[Excerpt from a dataset]
□ □ □ □
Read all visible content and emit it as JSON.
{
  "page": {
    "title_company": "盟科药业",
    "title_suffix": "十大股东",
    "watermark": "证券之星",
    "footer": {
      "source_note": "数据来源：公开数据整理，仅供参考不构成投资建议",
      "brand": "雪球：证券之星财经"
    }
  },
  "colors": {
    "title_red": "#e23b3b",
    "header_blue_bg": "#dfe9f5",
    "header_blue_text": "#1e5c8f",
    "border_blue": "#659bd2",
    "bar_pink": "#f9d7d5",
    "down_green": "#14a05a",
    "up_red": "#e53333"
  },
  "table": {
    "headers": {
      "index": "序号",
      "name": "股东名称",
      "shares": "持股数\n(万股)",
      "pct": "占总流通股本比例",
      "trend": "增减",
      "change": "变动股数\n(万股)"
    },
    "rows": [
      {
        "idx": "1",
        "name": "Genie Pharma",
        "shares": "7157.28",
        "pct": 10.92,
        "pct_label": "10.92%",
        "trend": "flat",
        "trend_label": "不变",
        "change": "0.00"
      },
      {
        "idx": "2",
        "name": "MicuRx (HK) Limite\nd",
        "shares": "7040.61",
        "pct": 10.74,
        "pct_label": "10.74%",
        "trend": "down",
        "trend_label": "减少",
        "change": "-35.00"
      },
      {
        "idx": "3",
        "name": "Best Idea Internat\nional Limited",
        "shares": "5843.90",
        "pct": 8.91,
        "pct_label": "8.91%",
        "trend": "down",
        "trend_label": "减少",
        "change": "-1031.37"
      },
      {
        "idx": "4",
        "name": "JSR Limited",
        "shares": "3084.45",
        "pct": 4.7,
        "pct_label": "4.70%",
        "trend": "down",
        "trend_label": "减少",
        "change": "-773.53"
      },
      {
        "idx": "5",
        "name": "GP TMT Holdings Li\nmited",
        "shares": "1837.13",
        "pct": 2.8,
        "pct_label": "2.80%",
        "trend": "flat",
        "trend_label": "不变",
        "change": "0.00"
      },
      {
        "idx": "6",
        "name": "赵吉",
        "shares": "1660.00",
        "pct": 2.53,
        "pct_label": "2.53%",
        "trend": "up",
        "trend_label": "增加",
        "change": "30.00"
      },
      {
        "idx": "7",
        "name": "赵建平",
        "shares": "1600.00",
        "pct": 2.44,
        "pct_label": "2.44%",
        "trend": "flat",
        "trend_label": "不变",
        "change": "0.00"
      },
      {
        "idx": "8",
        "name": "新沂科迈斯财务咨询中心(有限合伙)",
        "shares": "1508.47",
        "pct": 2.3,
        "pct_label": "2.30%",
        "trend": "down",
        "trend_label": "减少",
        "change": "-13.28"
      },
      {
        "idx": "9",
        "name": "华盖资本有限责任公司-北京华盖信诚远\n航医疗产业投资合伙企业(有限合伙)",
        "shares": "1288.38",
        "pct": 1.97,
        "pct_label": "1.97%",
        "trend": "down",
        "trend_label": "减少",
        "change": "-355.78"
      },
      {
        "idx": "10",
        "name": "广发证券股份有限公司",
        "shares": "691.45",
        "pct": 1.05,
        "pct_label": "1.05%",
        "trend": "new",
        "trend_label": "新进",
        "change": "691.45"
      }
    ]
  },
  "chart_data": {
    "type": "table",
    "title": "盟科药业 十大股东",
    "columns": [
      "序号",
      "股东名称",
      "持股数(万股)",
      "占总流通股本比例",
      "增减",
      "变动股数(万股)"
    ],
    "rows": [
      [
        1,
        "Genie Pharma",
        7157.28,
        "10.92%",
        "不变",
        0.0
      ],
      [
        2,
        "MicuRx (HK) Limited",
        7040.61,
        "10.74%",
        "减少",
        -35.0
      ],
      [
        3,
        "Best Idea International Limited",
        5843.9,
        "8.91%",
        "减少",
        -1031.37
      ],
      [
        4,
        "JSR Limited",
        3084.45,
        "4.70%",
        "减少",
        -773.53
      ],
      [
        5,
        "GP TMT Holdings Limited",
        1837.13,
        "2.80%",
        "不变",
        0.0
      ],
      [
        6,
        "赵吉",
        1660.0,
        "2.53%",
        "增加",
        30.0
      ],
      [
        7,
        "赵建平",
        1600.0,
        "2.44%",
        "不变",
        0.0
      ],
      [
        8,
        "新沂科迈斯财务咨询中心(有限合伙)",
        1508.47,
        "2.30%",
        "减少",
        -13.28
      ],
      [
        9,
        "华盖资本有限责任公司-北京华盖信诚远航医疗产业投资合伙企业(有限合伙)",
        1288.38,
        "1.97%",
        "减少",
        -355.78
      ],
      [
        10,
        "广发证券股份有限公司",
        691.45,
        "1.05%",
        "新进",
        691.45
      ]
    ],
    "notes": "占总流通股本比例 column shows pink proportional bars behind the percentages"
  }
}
□ □ □ □
Problem to work on:
Transcribe all of the material exactly. Omit nothing.

Task output:
Read all visible content and emit it as JSON.
{
  "page": {
    "title_company": "盟科药业",
    "title_suffix": "十大股东",
    "watermark": "证券之星",
    "footer": {
      "source_note": "数据来源：公开数据整理，仅供参考不构成投资建议",
      "brand": "雪球：证券之星财经"
    }
  },
  "colors": {
    "title_red": "#e23b3b",
    "header_blue_bg": "#dfe9f5",
    "header_blue_text": "#1e5c8f",
    "border_blue": "#659bd2",
    "bar_pink": "#f9d7d5",
    "down_green": "#14a05a",
    "up_red": "#e53333"
  },
  "table": {
    "headers": {
      "index": "序号",
      "name": "股东名称",
      "shares": "持股数\n(万股)",
      "pct": "占总流通股本比例",
      "trend": "增减",
      "change": "变动股数\n(万股)"
    },
    "rows": [
      {
        "idx": "1",
        "name": "Genie Pharma",
        "shares": "7157.28",
        "pct": 10.92,
        "pct_label": "10.92%",
        "trend": "flat",
        "trend_label": "不变",
        "change": "0.00"
      },
      {
        "idx": "2",
        "name": "MicuRx (HK) Limite\nd",
        "shares": "7040.61",
        "pct": 10.74,
        "pct_label": "10.74%",
        "trend": "down",
        "trend_label": "减少",
        "change": "-35.00"
      },
      {
        "idx": "3",
        "name": "Best Idea Internat\nional Limited",
        "shares": "5843.90",
        "pct": 8.91,
        "pct_label": "8.91%",
        "trend": "down",
        "trend_label": "减少",
        "change": "-1031.37"
      },
      {
        "idx": "4",
        "name": "JSR Limited",
        "shares": "3084.45",
        "pct": 4.7,
        "pct_label": "4.70%",
        "trend": "down",
        "trend_label": "减少",
        "change": "-773.53"
      },
      {
        "idx": "5",
        "name": "GP TMT Holdings Li\nmited",
        "shares": "1837.13",
        "pct": 2.8,
        "pct_label": "2.80%",
        "trend": "flat",
        "trend_label": "不变",
        "change": "0.00"
      },
      {
        "idx": "6",
        "name": "赵吉",
        "shares": "1660.00",
        "pct": 2.53,
        "pct_label": "2.53%",
        "trend": "up",
        "trend_label": "增加",
        "change": "30.00"
      },
      {
        "idx": "7",
        "name": "赵建平",
        "shares": "1600.00",
        "pct": 2.44,
        "pct_label": "2.44%",
        "trend": "flat",
        "trend_label": "不变",
        "change": "0.00"
      },
      {
        "idx": "8",
        "name": "新沂科迈斯财务咨询中心(有限合伙)",
        "shares": "1508.47",
        "pct": 2.3,
        "pct_label": "2.30%",
        "trend": "down",
        "trend_label": "减少",
        "change": "-13.28"
      },
      {
        "idx": "9",
        "name": "华盖资本有限责任公司-北京华盖信诚远\n航医疗产业投资合伙企业(有限合伙)",
        "shares": "1288.38",
        "pct": 1.97,
        "pct_label": "1.97%",
        "trend": "down",
        "trend_label": "减少",
        "change": "-355.78"
      },
      {
        "idx": "10",
        "name": "广发证券股份有限公司",
        "shares": "691.45",
        "pct": 1.05,
        "pct_label": "1.05%",
        "trend": "new",
        "trend_label": "新进",
        "change": "691.45"
      }
    ]
  },
  "chart_data": {
    "type": "table",
    "title": "盟科药业 十大股东",
    "columns": [
      "序号",
      "股东名称",
      "持股数(万股)",
      "占总流通股本比例",
      "增减",
      "变动股数(万股)"
    ],
    "rows": [
      [
        1,
        "Genie Pharma",
        7157.28,
        "10.92%",
        "不变",
        0.0
      ],
      [
        2,
        "MicuRx (HK) Limited",
        7040.61,
        "10.74%",
        "减少",
        -35.0
      ],
      [
        3,
        "Best Idea International Limited",
        5843.9,
        "8.91%",
        "减少",
        -1031.37
      ],
      [
        4,
        "JSR Limited",
        3084.45,
        "4.70%",
        "减少",
        -773.53
      ],
      [
        5,
        "GP TMT Holdings Limited",
        1837.13,
        "2.80%",
        "不变",
        0.0
      ],
      [
        6,
        "赵吉",
        1660.0,
        "2.53%",
        "增加",
        30.0
      ],
      [
        7,
        "赵建平",
        1600.0,
        "2.44%",
        "不变",
        0.0
      ],
      [
        8,
        "新沂科迈斯财务咨询中心(有限合伙)",
        1508.47,
        "2.30%",
        "减少",
        -13.28
      ],
      [
        9,
        "华盖资本有限责任公司-北京华盖信诚远航医疗产业投资合伙企业(有限合伙)",
        1288.38,
        "1.97%",
        "减少",
        -355.78
      ],
      [
        10,
        "广发证券股份有限公司",
        691.45,
        "1.05%",
        "新进",
        691.45
      ]
    ],
    "notes": "占总流通股本比例 column shows pink proportional bars behind the percentages"
  }
}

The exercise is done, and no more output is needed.